* **Material for this exercise**
-- START --
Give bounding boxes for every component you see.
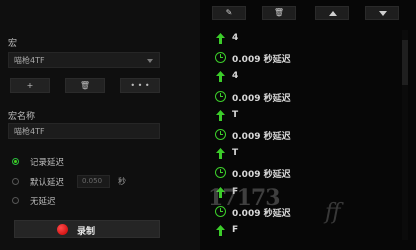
key-event-row[interactable]: F: [212, 222, 392, 240]
macro-name-input[interactable]: 喵枪4TF: [8, 123, 160, 139]
delay-event-label: 0.009 秒延迟: [232, 93, 291, 104]
record-button[interactable]: 录制: [14, 220, 160, 238]
delay-event-label: 0.009 秒延迟: [232, 55, 291, 66]
record-delay-radio[interactable]: [12, 158, 19, 165]
chevron-down-icon: [147, 59, 153, 63]
scrollbar-thumb[interactable]: [402, 40, 408, 85]
delay-event-row[interactable]: 0.009 秒延迟: [212, 126, 392, 144]
pencil-icon: ✎: [225, 8, 233, 17]
clock-icon: [215, 90, 226, 102]
macro-settings-panel: 宏 喵枪4TF + 🗑 • • • 宏名称 喵枪4TF 记录延迟 默认延迟 0.…: [0, 0, 200, 250]
add-macro-button[interactable]: +: [10, 78, 50, 93]
key-down-arrow-icon: [216, 33, 225, 44]
key-event-label: F: [232, 225, 239, 235]
default-delay-label: 默认延迟: [30, 178, 65, 188]
delay-event-label: 0.009 秒延迟: [232, 132, 291, 142]
macro-select-value: 喵枪4TF: [14, 56, 45, 65]
watermark-logo: 17173: [208, 185, 281, 211]
key-down-arrow-icon: [216, 148, 225, 160]
delay-event-row[interactable]: 0.009 秒延迟: [212, 88, 392, 106]
key-down-arrow-icon: [216, 71, 225, 83]
record-delay-label: 记录延迟: [30, 158, 65, 168]
delay-event-label: 0.009 秒延迟: [232, 170, 291, 181]
record-label: 录制: [77, 227, 96, 237]
macro-label: 宏: [8, 39, 18, 49]
key-event-row[interactable]: T: [212, 107, 392, 125]
event-list-scrollbar[interactable]: [402, 30, 408, 240]
trash-icon: 🗑: [273, 8, 285, 17]
edit-event-button[interactable]: ✎: [212, 6, 246, 20]
delete-macro-button[interactable]: 🗑: [65, 78, 105, 93]
delay-event-row[interactable]: 0.009 秒延迟: [212, 164, 392, 182]
macro-select[interactable]: 喵枪4TF: [8, 52, 160, 68]
key-event-label: 4: [232, 33, 239, 43]
clock-icon: [215, 52, 226, 64]
watermark-logo-2: ff: [325, 200, 341, 225]
delete-event-button[interactable]: 🗑: [262, 6, 296, 20]
clock-icon: [215, 167, 226, 179]
no-delay-radio[interactable]: [12, 197, 19, 204]
delay-event-row[interactable]: 0.009 秒延迟: [212, 49, 392, 67]
key-down-arrow-icon: [216, 109, 225, 121]
move-down-button[interactable]: [365, 6, 399, 20]
default-delay-input[interactable]: 0.050: [77, 175, 110, 188]
triangle-down-icon: [379, 11, 387, 16]
key-down-arrow-icon: [216, 225, 225, 236]
key-event-row[interactable]: T: [212, 145, 392, 163]
default-delay-radio[interactable]: [12, 178, 19, 185]
delay-unit-label: 秒: [118, 177, 126, 186]
macro-name-label: 宏名称: [8, 112, 36, 122]
no-delay-label: 无延迟: [30, 197, 56, 207]
clock-icon: [215, 129, 226, 140]
record-dot-icon: [57, 224, 68, 235]
key-event-row[interactable]: 4: [212, 68, 392, 86]
move-up-button[interactable]: [315, 6, 349, 20]
macro-name-value: 喵枪4TF: [14, 127, 45, 136]
key-event-label: 4: [232, 71, 239, 82]
key-event-label: T: [232, 109, 239, 120]
key-event-row[interactable]: 4: [212, 30, 392, 48]
triangle-up-icon: [329, 11, 337, 16]
more-options-button[interactable]: • • •: [120, 78, 160, 93]
key-event-label: T: [232, 148, 239, 159]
-- END --
* **Your goal**
Can you render every line of the items above as a numbered list, skipping blank lines and leaving out the picture?

* **Complete output**
1. Give bounding boxes for every component you see.
2. key-event-row[interactable]: F: [212, 222, 392, 240]
3. macro-name-input[interactable]: 喵枪4TF: [8, 123, 160, 139]
4. delay-event-label: 0.009 秒延迟: [232, 93, 291, 104]
5. record-button[interactable]: 录制: [14, 220, 160, 238]
6. delay-event-label: 0.009 秒延迟: [232, 55, 291, 66]
7. record-delay-radio[interactable]: [12, 158, 19, 165]
8. chevron-down-icon: [147, 59, 153, 63]
9. scrollbar-thumb[interactable]: [402, 40, 408, 85]
10. delay-event-row[interactable]: 0.009 秒延迟: [212, 126, 392, 144]
11. pencil-icon: ✎: [225, 8, 233, 17]
12. clock-icon: [215, 90, 226, 102]
13. macro-settings-panel: 宏 喵枪4TF + 🗑 • • • 宏名称 喵枪4TF 记录延迟 默认延迟 0.…: [0, 0, 200, 250]
14. add-macro-button[interactable]: +: [10, 78, 50, 93]
15. key-down-arrow-icon: [216, 33, 225, 44]
16. key-event-label: F: [232, 225, 239, 235]
17. default-delay-label: 默认延迟: [30, 178, 65, 188]
18. delay-event-label: 0.009 秒延迟: [232, 132, 291, 142]
19. macro-select-value: 喵枪4TF: [14, 56, 45, 65]
20. watermark-logo: 17173: [208, 185, 281, 211]
21. key-down-arrow-icon: [216, 148, 225, 160]
22. delay-event-row[interactable]: 0.009 秒延迟: [212, 88, 392, 106]
23. key-down-arrow-icon: [216, 71, 225, 83]
24. record-delay-label: 记录延迟: [30, 158, 65, 168]
25. delay-event-label: 0.009 秒延迟: [232, 170, 291, 181]
26. record-label: 录制: [77, 227, 96, 237]
27. macro-label: 宏: [8, 39, 18, 49]
28. key-event-row[interactable]: T: [212, 107, 392, 125]
29. event-list-scrollbar[interactable]: [402, 30, 408, 240]
30. trash-icon: 🗑: [273, 8, 285, 17]
31. edit-event-button[interactable]: ✎: [212, 6, 246, 20]
32. delete-macro-button[interactable]: 🗑: [65, 78, 105, 93]
33. delay-event-row[interactable]: 0.009 秒延迟: [212, 164, 392, 182]
34. macro-select[interactable]: 喵枪4TF: [8, 52, 160, 68]
35. key-event-label: 4: [232, 33, 239, 43]
36. clock-icon: [215, 52, 226, 64]
37. watermark-logo-2: ff: [325, 200, 341, 225]
38. delete-event-button[interactable]: 🗑: [262, 6, 296, 20]
39. clock-icon: [215, 167, 226, 179]
40. no-delay-radio[interactable]: [12, 197, 19, 204]
41. delay-event-row[interactable]: 0.009 秒延迟: [212, 49, 392, 67]
42. key-down-arrow-icon: [216, 109, 225, 121]
43. move-down-button[interactable]: [365, 6, 399, 20]
44. default-delay-input[interactable]: 0.050: [77, 175, 110, 188]
45. triangle-down-icon: [379, 11, 387, 16]
46. key-down-arrow-icon: [216, 225, 225, 236]
47. key-event-row[interactable]: T: [212, 145, 392, 163]
48. default-delay-radio[interactable]: [12, 178, 19, 185]
49. delay-unit-label: 秒: [118, 177, 126, 186]
50. macro-name-label: 宏名称: [8, 112, 36, 122]
51. no-delay-label: 无延迟: [30, 197, 56, 207]
52. clock-icon: [215, 129, 226, 140]
53. record-dot-icon: [57, 224, 68, 235]
54. key-event-row[interactable]: 4: [212, 68, 392, 86]
55. move-up-button[interactable]: [315, 6, 349, 20]
56. macro-name-value: 喵枪4TF: [14, 127, 45, 136]
57. key-event-label: 4: [232, 71, 239, 82]
58. key-event-label: T: [232, 109, 239, 120]
59. key-event-row[interactable]: 4: [212, 30, 392, 48]
60. triangle-up-icon: [329, 11, 337, 16]
61. more-options-button[interactable]: • • •: [120, 78, 160, 93]
62. key-event-label: T: [232, 148, 239, 159]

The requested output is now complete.